## THE TASK
Produce an exact copy of all the data below, dropping every image.

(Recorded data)

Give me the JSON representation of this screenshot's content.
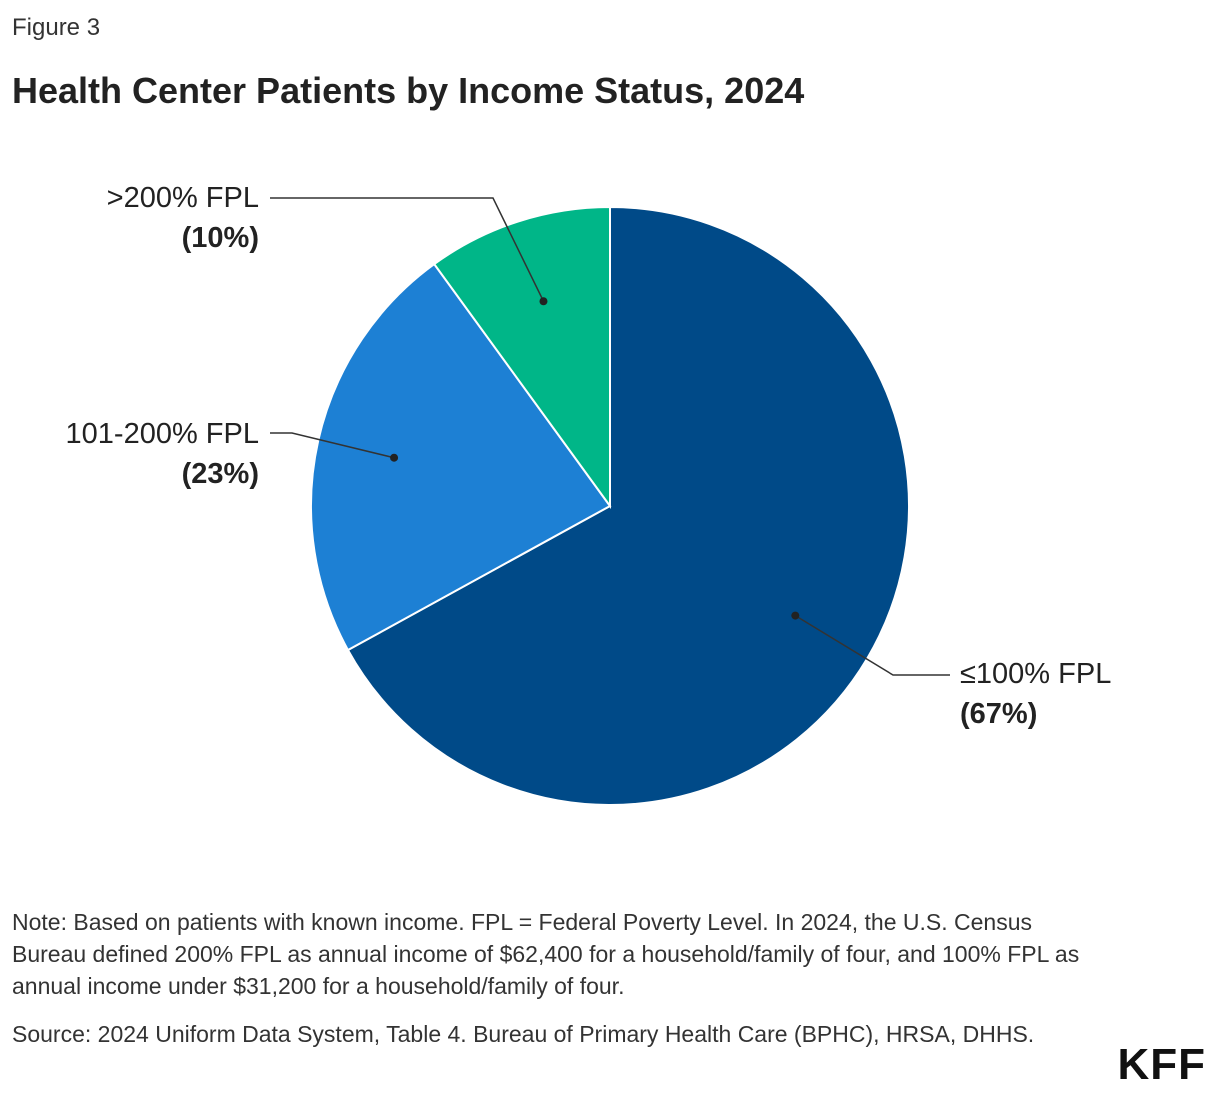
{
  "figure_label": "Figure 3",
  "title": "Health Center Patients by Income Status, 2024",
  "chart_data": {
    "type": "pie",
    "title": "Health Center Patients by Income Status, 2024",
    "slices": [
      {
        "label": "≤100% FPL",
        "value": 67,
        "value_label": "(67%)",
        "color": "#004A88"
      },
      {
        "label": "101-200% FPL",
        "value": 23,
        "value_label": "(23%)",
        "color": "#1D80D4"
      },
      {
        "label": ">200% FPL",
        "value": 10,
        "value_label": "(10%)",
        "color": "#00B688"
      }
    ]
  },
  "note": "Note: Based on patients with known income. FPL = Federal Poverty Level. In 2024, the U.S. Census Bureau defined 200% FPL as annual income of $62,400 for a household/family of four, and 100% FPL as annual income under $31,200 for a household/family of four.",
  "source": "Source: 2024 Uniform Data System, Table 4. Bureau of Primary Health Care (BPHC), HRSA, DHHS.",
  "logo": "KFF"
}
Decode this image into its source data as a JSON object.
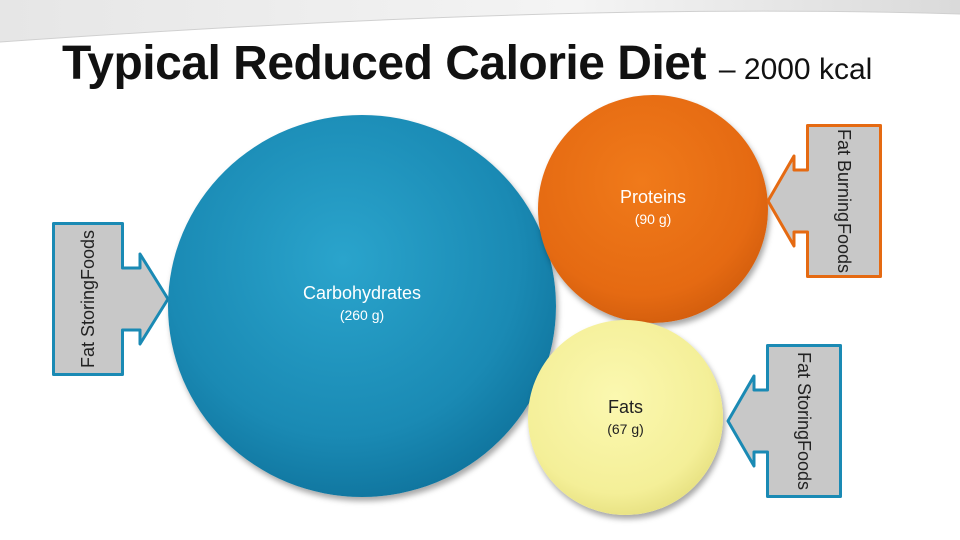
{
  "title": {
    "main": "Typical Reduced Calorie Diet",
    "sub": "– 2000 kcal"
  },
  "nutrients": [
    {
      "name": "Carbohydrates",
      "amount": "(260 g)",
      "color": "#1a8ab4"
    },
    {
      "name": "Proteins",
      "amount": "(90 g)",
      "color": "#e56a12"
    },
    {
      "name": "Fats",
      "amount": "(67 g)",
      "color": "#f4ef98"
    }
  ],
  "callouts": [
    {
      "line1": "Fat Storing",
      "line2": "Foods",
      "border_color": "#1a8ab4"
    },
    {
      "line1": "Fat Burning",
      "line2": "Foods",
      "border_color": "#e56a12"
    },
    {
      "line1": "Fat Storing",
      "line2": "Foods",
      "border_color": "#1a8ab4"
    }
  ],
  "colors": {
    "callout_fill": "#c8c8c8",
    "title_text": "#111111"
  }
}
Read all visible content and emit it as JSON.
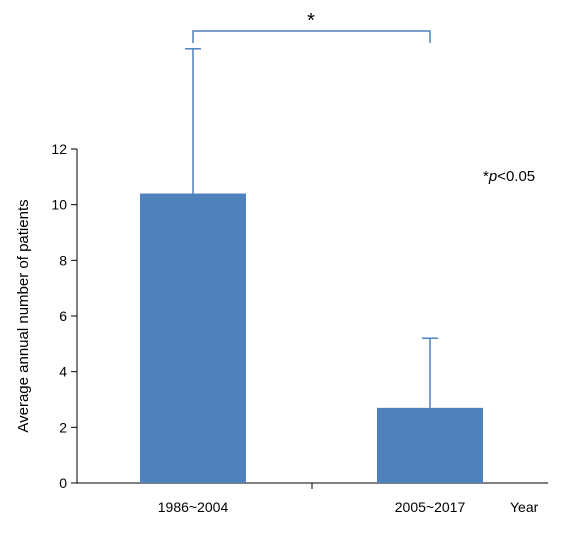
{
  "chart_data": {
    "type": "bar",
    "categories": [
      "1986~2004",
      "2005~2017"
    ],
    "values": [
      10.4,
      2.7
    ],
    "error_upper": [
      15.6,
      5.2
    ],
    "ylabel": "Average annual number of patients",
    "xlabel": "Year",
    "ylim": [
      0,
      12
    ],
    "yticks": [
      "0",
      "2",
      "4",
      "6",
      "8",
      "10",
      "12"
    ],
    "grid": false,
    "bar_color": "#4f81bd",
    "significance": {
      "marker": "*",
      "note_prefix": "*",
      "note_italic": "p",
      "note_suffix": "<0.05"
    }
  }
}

## RESPONSE AREA
Give me the JSON representation of this screenshot's content.
{
  "figure_label": "Figure 3",
  "title": "Health Center Patients by Income Status, 2024",
  "chart_data": {
    "type": "pie",
    "title": "Health Center Patients by Income Status, 2024",
    "slices": [
      {
        "label": "≤100% FPL",
        "value": 67,
        "value_label": "(67%)",
        "color": "#004A88"
      },
      {
        "label": "101-200% FPL",
        "value": 23,
        "value_label": "(23%)",
        "color": "#1D80D4"
      },
      {
        "label": ">200% FPL",
        "value": 10,
        "value_label": "(10%)",
        "color": "#00B688"
      }
    ]
  },
  "note": "Note: Based on patients with known income. FPL = Federal Poverty Level. In 2024, the U.S. Census Bureau defined 200% FPL as annual income of $62,400 for a household/family of four, and 100% FPL as annual income under $31,200 for a household/family of four.",
  "source": "Source: 2024 Uniform Data System, Table 4. Bureau of Primary Health Care (BPHC), HRSA, DHHS.",
  "logo": "KFF"
}
Decode this image into its source data as a JSON object.
{
  "title": {
    "main": "Typical Reduced Calorie Diet",
    "sub": "– 2000 kcal"
  },
  "nutrients": [
    {
      "name": "Carbohydrates",
      "amount": "(260 g)",
      "color": "#1a8ab4"
    },
    {
      "name": "Proteins",
      "amount": "(90 g)",
      "color": "#e56a12"
    },
    {
      "name": "Fats",
      "amount": "(67 g)",
      "color": "#f4ef98"
    }
  ],
  "callouts": [
    {
      "line1": "Fat Storing",
      "line2": "Foods",
      "border_color": "#1a8ab4"
    },
    {
      "line1": "Fat Burning",
      "line2": "Foods",
      "border_color": "#e56a12"
    },
    {
      "line1": "Fat Storing",
      "line2": "Foods",
      "border_color": "#1a8ab4"
    }
  ],
  "colors": {
    "callout_fill": "#c8c8c8",
    "title_text": "#111111"
  }
}
Read all visible content and emit it as JSON.
{
  "chart_data": {
    "type": "bar",
    "categories": [
      "1986~2004",
      "2005~2017"
    ],
    "values": [
      10.4,
      2.7
    ],
    "error_upper": [
      15.6,
      5.2
    ],
    "ylabel": "Average annual number of patients",
    "xlabel": "Year",
    "ylim": [
      0,
      12
    ],
    "yticks": [
      "0",
      "2",
      "4",
      "6",
      "8",
      "10",
      "12"
    ],
    "grid": false,
    "bar_color": "#4f81bd",
    "significance": {
      "marker": "*",
      "note_prefix": "*",
      "note_italic": "p",
      "note_suffix": "<0.05"
    }
  }
}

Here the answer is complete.